Goal
Return each line of the material verbatim.

──────── Data rows ────────

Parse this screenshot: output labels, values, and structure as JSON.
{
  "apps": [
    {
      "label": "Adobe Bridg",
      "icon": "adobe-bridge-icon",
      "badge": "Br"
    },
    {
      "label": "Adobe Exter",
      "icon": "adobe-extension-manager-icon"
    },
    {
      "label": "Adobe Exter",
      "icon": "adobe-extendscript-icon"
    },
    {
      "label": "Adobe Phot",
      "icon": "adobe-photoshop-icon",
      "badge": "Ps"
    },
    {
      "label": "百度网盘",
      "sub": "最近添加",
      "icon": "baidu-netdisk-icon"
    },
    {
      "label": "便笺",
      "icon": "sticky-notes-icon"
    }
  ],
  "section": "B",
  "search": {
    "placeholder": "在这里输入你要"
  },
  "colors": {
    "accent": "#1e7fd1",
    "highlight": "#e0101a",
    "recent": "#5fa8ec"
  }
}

────────

Exercise answer
Parse this screenshot: output labels, values, and structure as JSON.
{
  "apps": [
    {
      "label": "Adobe Bridg",
      "icon": "adobe-bridge-icon",
      "badge": "Br"
    },
    {
      "label": "Adobe Exter",
      "icon": "adobe-extension-manager-icon"
    },
    {
      "label": "Adobe Exter",
      "icon": "adobe-extendscript-icon"
    },
    {
      "label": "Adobe Phot",
      "icon": "adobe-photoshop-icon",
      "badge": "Ps"
    },
    {
      "label": "百度网盘",
      "sub": "最近添加",
      "icon": "baidu-netdisk-icon"
    },
    {
      "label": "便笺",
      "icon": "sticky-notes-icon"
    }
  ],
  "section": "B",
  "search": {
    "placeholder": "在这里输入你要"
  },
  "colors": {
    "accent": "#1e7fd1",
    "highlight": "#e0101a",
    "recent": "#5fa8ec"
  }
}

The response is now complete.